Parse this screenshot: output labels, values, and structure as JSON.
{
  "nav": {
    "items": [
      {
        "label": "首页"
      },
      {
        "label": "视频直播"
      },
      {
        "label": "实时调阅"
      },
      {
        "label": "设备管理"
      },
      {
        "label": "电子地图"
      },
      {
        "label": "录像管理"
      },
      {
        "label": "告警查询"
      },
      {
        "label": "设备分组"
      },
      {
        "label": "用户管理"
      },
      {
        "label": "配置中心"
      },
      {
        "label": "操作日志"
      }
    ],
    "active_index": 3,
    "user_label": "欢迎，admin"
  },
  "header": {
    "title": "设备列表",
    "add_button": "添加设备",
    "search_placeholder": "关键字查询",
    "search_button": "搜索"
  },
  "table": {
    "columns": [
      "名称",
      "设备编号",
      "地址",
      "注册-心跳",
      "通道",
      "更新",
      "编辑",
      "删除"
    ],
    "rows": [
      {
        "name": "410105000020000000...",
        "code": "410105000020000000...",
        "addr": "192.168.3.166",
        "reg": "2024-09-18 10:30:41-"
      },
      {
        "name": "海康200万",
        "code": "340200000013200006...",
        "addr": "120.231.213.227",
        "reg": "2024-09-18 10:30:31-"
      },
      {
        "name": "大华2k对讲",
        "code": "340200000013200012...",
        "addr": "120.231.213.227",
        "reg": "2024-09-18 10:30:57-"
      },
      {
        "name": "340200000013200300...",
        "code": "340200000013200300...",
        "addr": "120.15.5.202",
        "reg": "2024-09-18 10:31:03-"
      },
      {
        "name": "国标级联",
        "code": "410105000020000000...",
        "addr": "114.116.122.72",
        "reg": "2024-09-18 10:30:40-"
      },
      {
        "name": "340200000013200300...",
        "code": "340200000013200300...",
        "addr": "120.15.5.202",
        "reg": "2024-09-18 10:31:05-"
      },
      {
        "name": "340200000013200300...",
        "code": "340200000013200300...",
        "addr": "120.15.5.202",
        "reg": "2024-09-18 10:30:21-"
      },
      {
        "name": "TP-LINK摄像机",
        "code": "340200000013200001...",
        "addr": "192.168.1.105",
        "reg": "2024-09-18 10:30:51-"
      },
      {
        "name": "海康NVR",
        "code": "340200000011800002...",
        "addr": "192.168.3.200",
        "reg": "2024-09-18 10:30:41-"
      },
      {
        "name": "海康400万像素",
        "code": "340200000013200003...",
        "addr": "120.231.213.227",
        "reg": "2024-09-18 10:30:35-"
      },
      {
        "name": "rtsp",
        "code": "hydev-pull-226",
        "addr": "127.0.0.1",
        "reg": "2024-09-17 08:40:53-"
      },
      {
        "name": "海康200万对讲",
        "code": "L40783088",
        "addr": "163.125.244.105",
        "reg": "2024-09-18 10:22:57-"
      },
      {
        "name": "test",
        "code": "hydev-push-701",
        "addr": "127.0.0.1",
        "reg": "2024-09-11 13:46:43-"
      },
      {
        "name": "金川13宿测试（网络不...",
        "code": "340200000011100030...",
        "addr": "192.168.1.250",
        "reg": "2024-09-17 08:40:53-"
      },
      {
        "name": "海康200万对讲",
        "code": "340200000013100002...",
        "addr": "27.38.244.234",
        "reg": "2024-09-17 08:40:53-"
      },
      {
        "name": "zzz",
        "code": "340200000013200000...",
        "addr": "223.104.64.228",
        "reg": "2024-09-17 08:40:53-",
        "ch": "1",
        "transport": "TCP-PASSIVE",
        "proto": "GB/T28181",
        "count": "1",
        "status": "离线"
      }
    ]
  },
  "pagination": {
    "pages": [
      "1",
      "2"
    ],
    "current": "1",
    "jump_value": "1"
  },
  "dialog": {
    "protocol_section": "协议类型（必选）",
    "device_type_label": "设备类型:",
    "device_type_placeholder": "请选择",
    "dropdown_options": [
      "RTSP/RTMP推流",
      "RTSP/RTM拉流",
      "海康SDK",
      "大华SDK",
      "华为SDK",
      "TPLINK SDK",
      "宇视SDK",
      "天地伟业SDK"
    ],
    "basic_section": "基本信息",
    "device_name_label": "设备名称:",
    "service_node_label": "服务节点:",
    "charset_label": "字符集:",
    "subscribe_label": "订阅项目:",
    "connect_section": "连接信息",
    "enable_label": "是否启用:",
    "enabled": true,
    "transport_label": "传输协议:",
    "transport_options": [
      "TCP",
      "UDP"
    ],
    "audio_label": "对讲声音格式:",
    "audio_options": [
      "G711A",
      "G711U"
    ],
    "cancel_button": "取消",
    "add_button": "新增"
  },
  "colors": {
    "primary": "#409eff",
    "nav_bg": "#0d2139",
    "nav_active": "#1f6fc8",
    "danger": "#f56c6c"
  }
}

_Do this_: Copy out the whole listing exactly.

_Task output_:
Parse this screenshot: output labels, values, and structure as JSON.
{
  "nav": {
    "items": [
      {
        "label": "首页"
      },
      {
        "label": "视频直播"
      },
      {
        "label": "实时调阅"
      },
      {
        "label": "设备管理"
      },
      {
        "label": "电子地图"
      },
      {
        "label": "录像管理"
      },
      {
        "label": "告警查询"
      },
      {
        "label": "设备分组"
      },
      {
        "label": "用户管理"
      },
      {
        "label": "配置中心"
      },
      {
        "label": "操作日志"
      }
    ],
    "active_index": 3,
    "user_label": "欢迎，admin"
  },
  "header": {
    "title": "设备列表",
    "add_button": "添加设备",
    "search_placeholder": "关键字查询",
    "search_button": "搜索"
  },
  "table": {
    "columns": [
      "名称",
      "设备编号",
      "地址",
      "注册-心跳",
      "通道",
      "更新",
      "编辑",
      "删除"
    ],
    "rows": [
      {
        "name": "410105000020000000...",
        "code": "410105000020000000...",
        "addr": "192.168.3.166",
        "reg": "2024-09-18 10:30:41-"
      },
      {
        "name": "海康200万",
        "code": "340200000013200006...",
        "addr": "120.231.213.227",
        "reg": "2024-09-18 10:30:31-"
      },
      {
        "name": "大华2k对讲",
        "code": "340200000013200012...",
        "addr": "120.231.213.227",
        "reg": "2024-09-18 10:30:57-"
      },
      {
        "name": "340200000013200300...",
        "code": "340200000013200300...",
        "addr": "120.15.5.202",
        "reg": "2024-09-18 10:31:03-"
      },
      {
        "name": "国标级联",
        "code": "410105000020000000...",
        "addr": "114.116.122.72",
        "reg": "2024-09-18 10:30:40-"
      },
      {
        "name": "340200000013200300...",
        "code": "340200000013200300...",
        "addr": "120.15.5.202",
        "reg": "2024-09-18 10:31:05-"
      },
      {
        "name": "340200000013200300...",
        "code": "340200000013200300...",
        "addr": "120.15.5.202",
        "reg": "2024-09-18 10:30:21-"
      },
      {
        "name": "TP-LINK摄像机",
        "code": "340200000013200001...",
        "addr": "192.168.1.105",
        "reg": "2024-09-18 10:30:51-"
      },
      {
        "name": "海康NVR",
        "code": "340200000011800002...",
        "addr": "192.168.3.200",
        "reg": "2024-09-18 10:30:41-"
      },
      {
        "name": "海康400万像素",
        "code": "340200000013200003...",
        "addr": "120.231.213.227",
        "reg": "2024-09-18 10:30:35-"
      },
      {
        "name": "rtsp",
        "code": "hydev-pull-226",
        "addr": "127.0.0.1",
        "reg": "2024-09-17 08:40:53-"
      },
      {
        "name": "海康200万对讲",
        "code": "L40783088",
        "addr": "163.125.244.105",
        "reg": "2024-09-18 10:22:57-"
      },
      {
        "name": "test",
        "code": "hydev-push-701",
        "addr": "127.0.0.1",
        "reg": "2024-09-11 13:46:43-"
      },
      {
        "name": "金川13宿测试（网络不...",
        "code": "340200000011100030...",
        "addr": "192.168.1.250",
        "reg": "2024-09-17 08:40:53-"
      },
      {
        "name": "海康200万对讲",
        "code": "340200000013100002...",
        "addr": "27.38.244.234",
        "reg": "2024-09-17 08:40:53-"
      },
      {
        "name": "zzz",
        "code": "340200000013200000...",
        "addr": "223.104.64.228",
        "reg": "2024-09-17 08:40:53-",
        "ch": "1",
        "transport": "TCP-PASSIVE",
        "proto": "GB/T28181",
        "count": "1",
        "status": "离线"
      }
    ]
  },
  "pagination": {
    "pages": [
      "1",
      "2"
    ],
    "current": "1",
    "jump_value": "1"
  },
  "dialog": {
    "protocol_section": "协议类型（必选）",
    "device_type_label": "设备类型:",
    "device_type_placeholder": "请选择",
    "dropdown_options": [
      "RTSP/RTMP推流",
      "RTSP/RTM拉流",
      "海康SDK",
      "大华SDK",
      "华为SDK",
      "TPLINK SDK",
      "宇视SDK",
      "天地伟业SDK"
    ],
    "basic_section": "基本信息",
    "device_name_label": "设备名称:",
    "service_node_label": "服务节点:",
    "charset_label": "字符集:",
    "subscribe_label": "订阅项目:",
    "connect_section": "连接信息",
    "enable_label": "是否启用:",
    "enabled": true,
    "transport_label": "传输协议:",
    "transport_options": [
      "TCP",
      "UDP"
    ],
    "audio_label": "对讲声音格式:",
    "audio_options": [
      "G711A",
      "G711U"
    ],
    "cancel_button": "取消",
    "add_button": "新增"
  },
  "colors": {
    "primary": "#409eff",
    "nav_bg": "#0d2139",
    "nav_active": "#1f6fc8",
    "danger": "#f56c6c"
  }
}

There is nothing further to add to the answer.